## Exercise objective
Copy the material below word for word, keeping every line as it is.

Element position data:
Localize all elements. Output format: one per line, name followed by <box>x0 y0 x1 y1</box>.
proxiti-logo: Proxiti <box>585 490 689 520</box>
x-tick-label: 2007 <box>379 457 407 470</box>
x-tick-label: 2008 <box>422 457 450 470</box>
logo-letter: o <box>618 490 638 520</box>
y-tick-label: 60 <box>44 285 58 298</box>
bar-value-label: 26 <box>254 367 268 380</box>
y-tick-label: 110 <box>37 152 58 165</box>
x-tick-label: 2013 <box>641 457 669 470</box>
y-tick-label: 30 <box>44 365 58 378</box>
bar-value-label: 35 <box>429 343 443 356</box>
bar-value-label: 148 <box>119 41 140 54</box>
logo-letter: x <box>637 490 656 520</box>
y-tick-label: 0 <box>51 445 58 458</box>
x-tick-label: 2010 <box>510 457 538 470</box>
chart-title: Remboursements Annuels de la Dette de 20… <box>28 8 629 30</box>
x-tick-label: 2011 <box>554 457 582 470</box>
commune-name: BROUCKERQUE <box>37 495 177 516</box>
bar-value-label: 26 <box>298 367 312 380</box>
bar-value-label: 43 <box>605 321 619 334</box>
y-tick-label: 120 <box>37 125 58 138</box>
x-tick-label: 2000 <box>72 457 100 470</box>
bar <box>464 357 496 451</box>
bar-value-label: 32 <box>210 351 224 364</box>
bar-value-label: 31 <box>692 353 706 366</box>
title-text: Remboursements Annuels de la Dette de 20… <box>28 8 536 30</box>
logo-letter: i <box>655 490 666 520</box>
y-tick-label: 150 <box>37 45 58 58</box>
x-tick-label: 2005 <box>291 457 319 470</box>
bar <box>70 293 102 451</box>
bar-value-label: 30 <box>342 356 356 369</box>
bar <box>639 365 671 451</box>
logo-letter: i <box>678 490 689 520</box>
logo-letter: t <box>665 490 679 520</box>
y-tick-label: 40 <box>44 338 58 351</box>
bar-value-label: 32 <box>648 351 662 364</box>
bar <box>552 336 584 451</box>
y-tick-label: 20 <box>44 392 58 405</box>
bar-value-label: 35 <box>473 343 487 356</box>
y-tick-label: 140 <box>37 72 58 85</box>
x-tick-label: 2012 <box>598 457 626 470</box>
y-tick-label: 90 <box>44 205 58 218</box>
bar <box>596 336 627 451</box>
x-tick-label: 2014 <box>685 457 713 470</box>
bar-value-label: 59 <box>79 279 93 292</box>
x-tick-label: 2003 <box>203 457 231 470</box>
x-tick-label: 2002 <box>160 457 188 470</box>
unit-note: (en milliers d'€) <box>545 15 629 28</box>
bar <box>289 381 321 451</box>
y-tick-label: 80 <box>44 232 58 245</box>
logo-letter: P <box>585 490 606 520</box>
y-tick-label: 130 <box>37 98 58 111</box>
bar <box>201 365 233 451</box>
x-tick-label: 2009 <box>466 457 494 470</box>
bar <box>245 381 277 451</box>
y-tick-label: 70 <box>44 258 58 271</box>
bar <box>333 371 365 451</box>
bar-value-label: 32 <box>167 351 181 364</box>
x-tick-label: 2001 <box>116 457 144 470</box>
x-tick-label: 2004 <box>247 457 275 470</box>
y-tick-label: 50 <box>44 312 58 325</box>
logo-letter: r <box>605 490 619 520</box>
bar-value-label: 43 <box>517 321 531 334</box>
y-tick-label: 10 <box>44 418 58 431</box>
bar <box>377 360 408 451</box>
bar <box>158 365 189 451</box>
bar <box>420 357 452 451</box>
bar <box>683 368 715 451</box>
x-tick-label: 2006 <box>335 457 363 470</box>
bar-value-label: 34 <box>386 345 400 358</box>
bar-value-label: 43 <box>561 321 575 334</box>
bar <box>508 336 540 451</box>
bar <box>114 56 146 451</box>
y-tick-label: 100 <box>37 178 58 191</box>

## Written solution
Localize all elements. Output format: one per line, name followed by <box>x0 y0 x1 y1</box>.
proxiti-logo: Proxiti <box>585 490 689 520</box>
x-tick-label: 2007 <box>379 457 407 470</box>
x-tick-label: 2008 <box>422 457 450 470</box>
logo-letter: o <box>618 490 638 520</box>
y-tick-label: 60 <box>44 285 58 298</box>
bar-value-label: 26 <box>254 367 268 380</box>
y-tick-label: 110 <box>37 152 58 165</box>
x-tick-label: 2013 <box>641 457 669 470</box>
y-tick-label: 30 <box>44 365 58 378</box>
bar-value-label: 35 <box>429 343 443 356</box>
bar-value-label: 148 <box>119 41 140 54</box>
logo-letter: x <box>637 490 656 520</box>
y-tick-label: 0 <box>51 445 58 458</box>
x-tick-label: 2010 <box>510 457 538 470</box>
chart-title: Remboursements Annuels de la Dette de 20… <box>28 8 629 30</box>
x-tick-label: 2011 <box>554 457 582 470</box>
commune-name: BROUCKERQUE <box>37 495 177 516</box>
bar-value-label: 26 <box>298 367 312 380</box>
bar-value-label: 43 <box>605 321 619 334</box>
y-tick-label: 120 <box>37 125 58 138</box>
x-tick-label: 2000 <box>72 457 100 470</box>
bar <box>464 357 496 451</box>
bar-value-label: 32 <box>210 351 224 364</box>
bar-value-label: 31 <box>692 353 706 366</box>
title-text: Remboursements Annuels de la Dette de 20… <box>28 8 536 30</box>
logo-letter: i <box>655 490 666 520</box>
y-tick-label: 150 <box>37 45 58 58</box>
x-tick-label: 2005 <box>291 457 319 470</box>
bar <box>70 293 102 451</box>
bar-value-label: 30 <box>342 356 356 369</box>
bar <box>639 365 671 451</box>
logo-letter: i <box>678 490 689 520</box>
logo-letter: t <box>665 490 679 520</box>
y-tick-label: 40 <box>44 338 58 351</box>
bar-value-label: 32 <box>648 351 662 364</box>
bar <box>552 336 584 451</box>
y-tick-label: 20 <box>44 392 58 405</box>
bar-value-label: 35 <box>473 343 487 356</box>
y-tick-label: 140 <box>37 72 58 85</box>
x-tick-label: 2012 <box>598 457 626 470</box>
y-tick-label: 90 <box>44 205 58 218</box>
bar <box>596 336 627 451</box>
x-tick-label: 2014 <box>685 457 713 470</box>
bar-value-label: 59 <box>79 279 93 292</box>
x-tick-label: 2003 <box>203 457 231 470</box>
x-tick-label: 2002 <box>160 457 188 470</box>
unit-note: (en milliers d'€) <box>545 15 629 28</box>
bar <box>289 381 321 451</box>
y-tick-label: 80 <box>44 232 58 245</box>
logo-letter: P <box>585 490 606 520</box>
y-tick-label: 130 <box>37 98 58 111</box>
bar <box>201 365 233 451</box>
x-tick-label: 2009 <box>466 457 494 470</box>
bar <box>245 381 277 451</box>
y-tick-label: 70 <box>44 258 58 271</box>
bar <box>333 371 365 451</box>
bar-value-label: 32 <box>167 351 181 364</box>
x-tick-label: 2001 <box>116 457 144 470</box>
x-tick-label: 2004 <box>247 457 275 470</box>
y-tick-label: 50 <box>44 312 58 325</box>
logo-letter: r <box>605 490 619 520</box>
bar-value-label: 43 <box>517 321 531 334</box>
y-tick-label: 10 <box>44 418 58 431</box>
bar <box>377 360 408 451</box>
bar <box>158 365 189 451</box>
bar <box>420 357 452 451</box>
bar <box>683 368 715 451</box>
x-tick-label: 2006 <box>335 457 363 470</box>
bar-value-label: 34 <box>386 345 400 358</box>
bar-value-label: 43 <box>561 321 575 334</box>
bar <box>508 336 540 451</box>
bar <box>114 56 146 451</box>
y-tick-label: 100 <box>37 178 58 191</box>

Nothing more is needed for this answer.